### Exercise
Give as a JSON list of strings the rows starting at the line that contains "Patent image size: (1180, 880)." and ending at the line that contains "The holder 24 is at (460, 334).", one string for each line and blank lines left out.

* START Provided material *

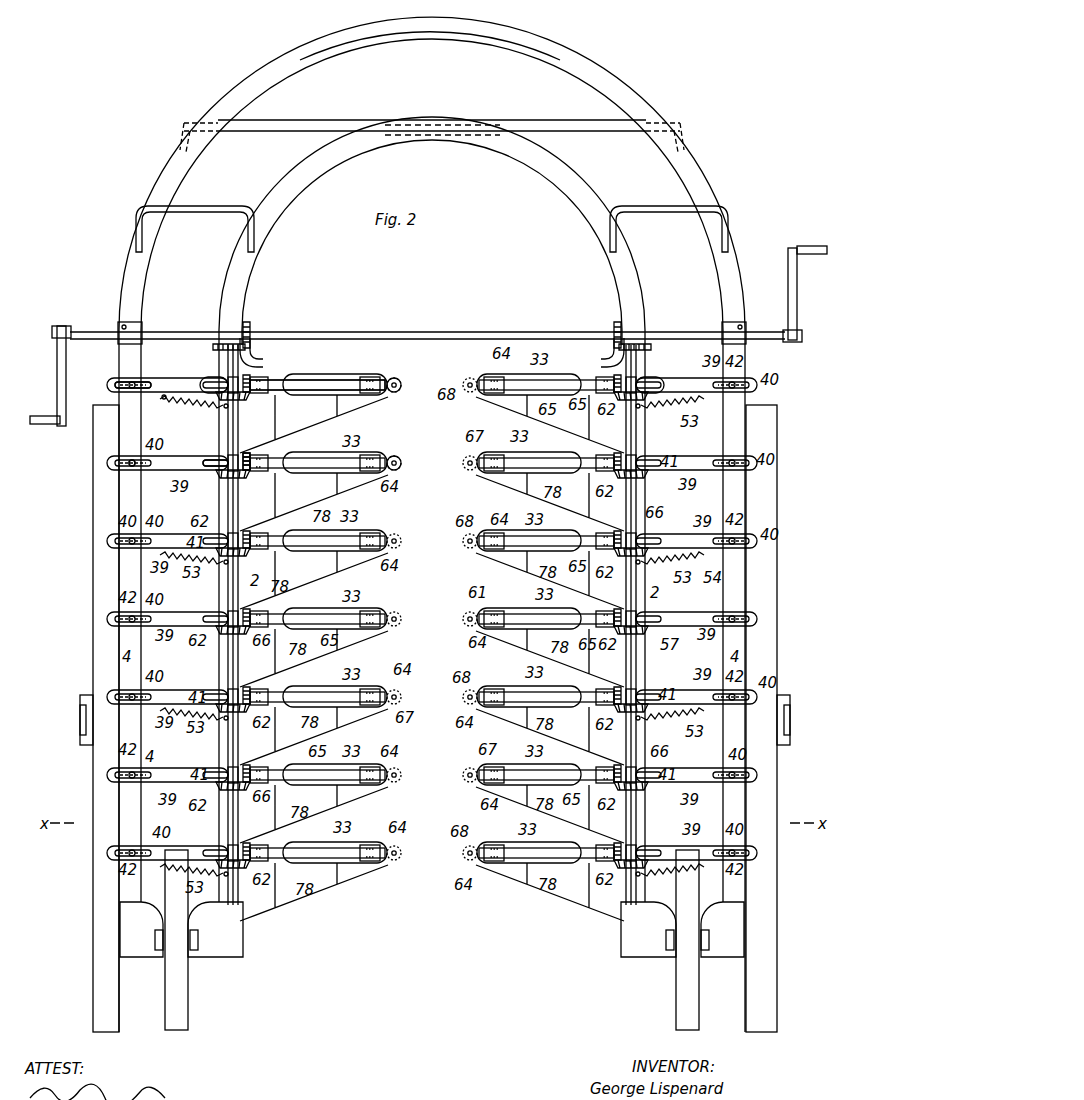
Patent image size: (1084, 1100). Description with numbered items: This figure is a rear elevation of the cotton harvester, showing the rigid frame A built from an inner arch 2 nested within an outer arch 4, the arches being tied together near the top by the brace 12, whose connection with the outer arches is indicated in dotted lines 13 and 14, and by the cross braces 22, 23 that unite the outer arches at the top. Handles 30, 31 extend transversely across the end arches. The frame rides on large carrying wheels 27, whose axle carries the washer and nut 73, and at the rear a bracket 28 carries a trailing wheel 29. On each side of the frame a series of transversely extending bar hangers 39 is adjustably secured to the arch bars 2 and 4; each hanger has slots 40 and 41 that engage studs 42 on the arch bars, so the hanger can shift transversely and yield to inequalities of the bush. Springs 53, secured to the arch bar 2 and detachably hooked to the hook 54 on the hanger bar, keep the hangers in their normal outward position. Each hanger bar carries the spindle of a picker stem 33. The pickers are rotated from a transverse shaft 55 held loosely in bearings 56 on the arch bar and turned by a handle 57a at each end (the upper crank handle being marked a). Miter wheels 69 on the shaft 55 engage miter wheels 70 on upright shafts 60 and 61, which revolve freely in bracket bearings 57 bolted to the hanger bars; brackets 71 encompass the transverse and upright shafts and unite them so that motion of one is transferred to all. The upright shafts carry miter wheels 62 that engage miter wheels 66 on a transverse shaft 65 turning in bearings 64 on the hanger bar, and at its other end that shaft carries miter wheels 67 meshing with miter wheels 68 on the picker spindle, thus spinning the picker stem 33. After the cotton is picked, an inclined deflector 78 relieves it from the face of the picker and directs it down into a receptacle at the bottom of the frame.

The inner arch 2 is at (572, 190).
The outer arch 4 is at (497, 40).
The frame A is at (430, 49).
The brace 12 is at (262, 132).
The dotted-line connection 13 is at (676, 136).
The dotted-line connection 14 is at (182, 138).
The cross brace 22 is at (533, 124).
The cross brace 23 is at (312, 120).
The carrying wheel 27 is at (92, 612).
The bracket 28 is at (432, 929).
The trailing wheel 29 is at (188, 988).
The handle 30 is at (215, 212).
The handle 31 is at (690, 212).
The picker stem 33 is at (345, 378).
The bar hanger 39 is at (167, 386).
The slot 40 is at (136, 388).
The slot 41 is at (210, 463).
The stud 42 is at (132, 460).
The spring 53 is at (205, 405).
The hook 54 is at (162, 399).
The transverse shaft 55 is at (425, 336).
The bearing 56 is at (140, 324).
The bracket bearing 57 is at (208, 380).
The handle 57a is at (62, 372).
The right crank handle a is at (790, 322).
The upright shaft 60 is at (240, 507).
The upright shaft 61 is at (638, 437).
The miter wheel 62 is at (240, 400).
The bearing 64 is at (388, 394).
The transverse shaft 65 is at (318, 385).
The miter wheel 66 is at (249, 472).
The miter wheel 67 is at (396, 380).
The miter wheel 68 is at (402, 463).
The miter wheel 69 is at (250, 326).
The miter wheel 70 is at (222, 342).
The bracket 71 is at (260, 362).
The washer and nut 73 is at (80, 706).
The deflector 78 is at (312, 422).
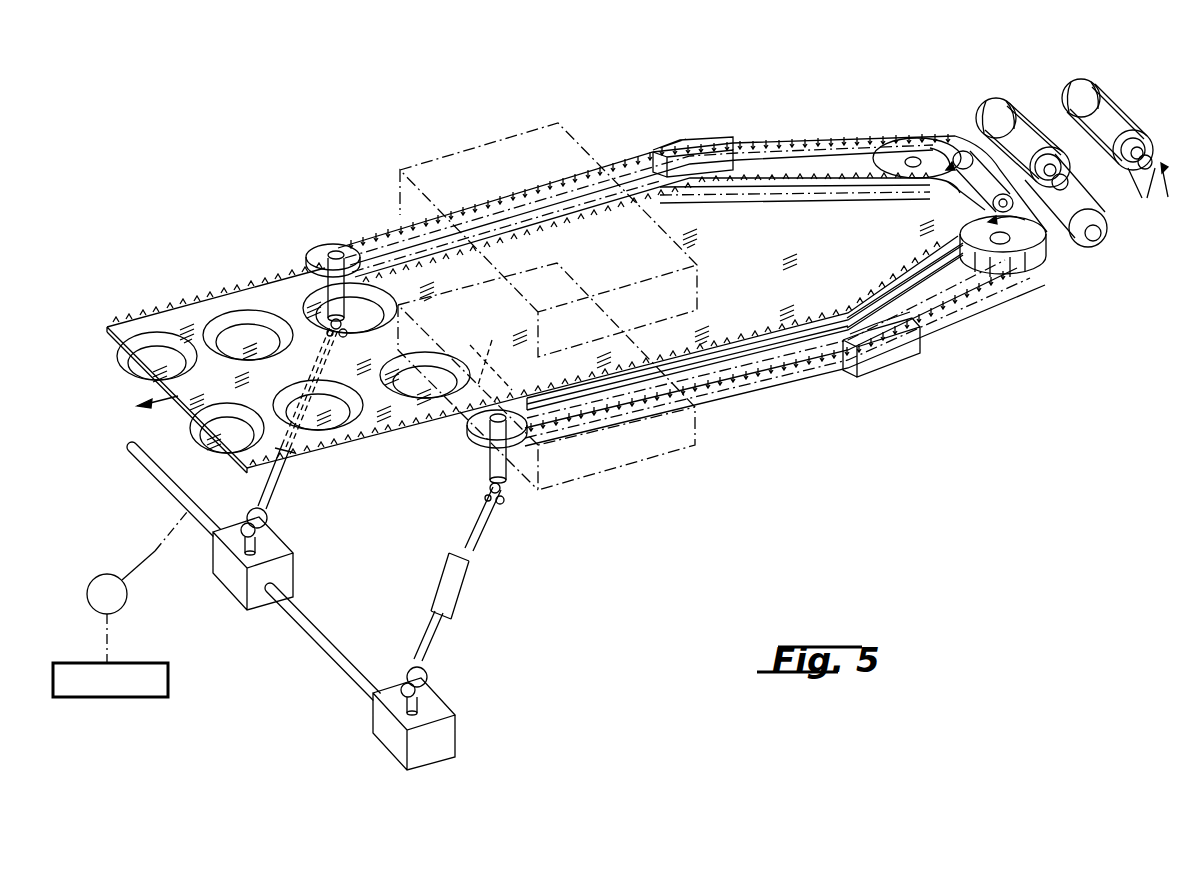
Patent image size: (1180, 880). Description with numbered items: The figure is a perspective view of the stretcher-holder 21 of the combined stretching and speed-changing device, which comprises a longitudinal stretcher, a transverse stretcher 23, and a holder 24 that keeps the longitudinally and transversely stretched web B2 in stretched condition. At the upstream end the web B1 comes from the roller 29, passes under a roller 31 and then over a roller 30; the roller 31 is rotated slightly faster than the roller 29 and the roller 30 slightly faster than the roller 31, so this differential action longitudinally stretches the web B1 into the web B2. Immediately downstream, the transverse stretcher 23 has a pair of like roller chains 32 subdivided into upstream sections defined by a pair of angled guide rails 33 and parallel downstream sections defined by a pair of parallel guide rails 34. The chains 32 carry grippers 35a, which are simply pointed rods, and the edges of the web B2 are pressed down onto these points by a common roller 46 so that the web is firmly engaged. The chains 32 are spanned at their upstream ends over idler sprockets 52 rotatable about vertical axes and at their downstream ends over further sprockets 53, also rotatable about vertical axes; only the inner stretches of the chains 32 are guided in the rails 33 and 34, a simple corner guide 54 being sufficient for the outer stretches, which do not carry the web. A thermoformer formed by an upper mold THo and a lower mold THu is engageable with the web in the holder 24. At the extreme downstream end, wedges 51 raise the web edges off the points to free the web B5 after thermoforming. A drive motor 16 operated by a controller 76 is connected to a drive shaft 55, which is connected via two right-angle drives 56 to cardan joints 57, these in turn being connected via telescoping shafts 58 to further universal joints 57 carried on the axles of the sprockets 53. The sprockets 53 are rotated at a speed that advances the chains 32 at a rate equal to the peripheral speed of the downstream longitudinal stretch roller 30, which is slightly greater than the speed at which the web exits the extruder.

The stretcher-holder 21 is at (803, 509).
The drive motor 16 is at (98, 576).
The transverse stretcher 23 is at (848, 257).
The holder 24 is at (460, 334).
The roller 29 is at (1080, 88).
The roller 30 is at (993, 100).
The roller 31 is at (1085, 240).
The roller chains 32 is at (623, 158).
The angled guide rails 33 is at (925, 285).
The parallel guide rails 34 is at (710, 367).
The grippers 35a is at (823, 135).
The common roller 46 is at (964, 152).
The wedges 51 is at (486, 355).
The idler sprockets 52 is at (898, 147).
The sprockets 53 is at (318, 245).
The corner guide 54 is at (688, 147).
The drive shaft 55 is at (182, 510).
The right-angle drives 56 is at (235, 583).
The cardan joints 57 is at (330, 320).
The telescoping shafts 58 is at (303, 433).
The controller 76 is at (128, 698).
The web B1 is at (1117, 163).
The web B2 is at (1007, 137).
The web B5 is at (172, 330).
The upper mold THo is at (668, 319).
The lower mold THu is at (666, 460).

* END Provided material *

### Result
[
  "Patent image size: (1180, 880). Description with numbered items: The figure is a perspective view of the stretcher-holder 21 of the combined stretching and speed-changing device, which comprises a longitudinal stretcher, a transverse stretcher 23, and a holder 24 that keeps the longitudinally and transversely stretched web B2 in stretched condition. At the upstream end the web B1 comes from the roller 29, passes under a roller 31 and then over a roller 30; the roller 31 is rotated slightly faster than the roller 29 and the roller 30 slightly faster than the roller 31, so this differential action longitudinally stretches the web B1 into the web B2. Immediately downstream, the transverse stretcher 23 has a pair of like roller chains 32 subdivided into upstream sections defined by a pair of angled guide rails 33 and parallel downstream sections defined by a pair of parallel guide rails 34. The chains 32 carry grippers 35a, which are simply pointed rods, and the edges of the web B2 are pressed down onto these points by a common roller 46 so that the web is firmly engaged. The chains 32 are spanned at their upstream ends over idler sprockets 52 rotatable about vertical axes and at their downstream ends over further sprockets 53, also rotatable about vertical axes; only the inner stretches of the chains 32 are guided in the rails 33 and 34, a simple corner guide 54 being sufficient for the outer stretches, which do not carry the web. A thermoformer formed by an upper mold THo and a lower mold THu is engageable with the web in the holder 24. At the extreme downstream end, wedges 51 raise the web edges off the points to free the web B5 after thermoforming. A drive motor 16 operated by a controller 76 is connected to a drive shaft 55, which is connected via two right-angle drives 56 to cardan joints 57, these in turn being connected via telescoping shafts 58 to further universal joints 57 carried on the axles of the sprockets 53. The sprockets 53 are rotated at a speed that advances the chains 32 at a rate equal to the peripheral speed of the downstream longitudinal stretch roller 30, which is slightly greater than the speed at which the web exits the extruder.",
  "The stretcher-holder 21 is at (803, 509).",
  "The drive motor 16 is at (98, 576).",
  "The transverse stretcher 23 is at (848, 257).",
  "The holder 24 is at (460, 334)."
]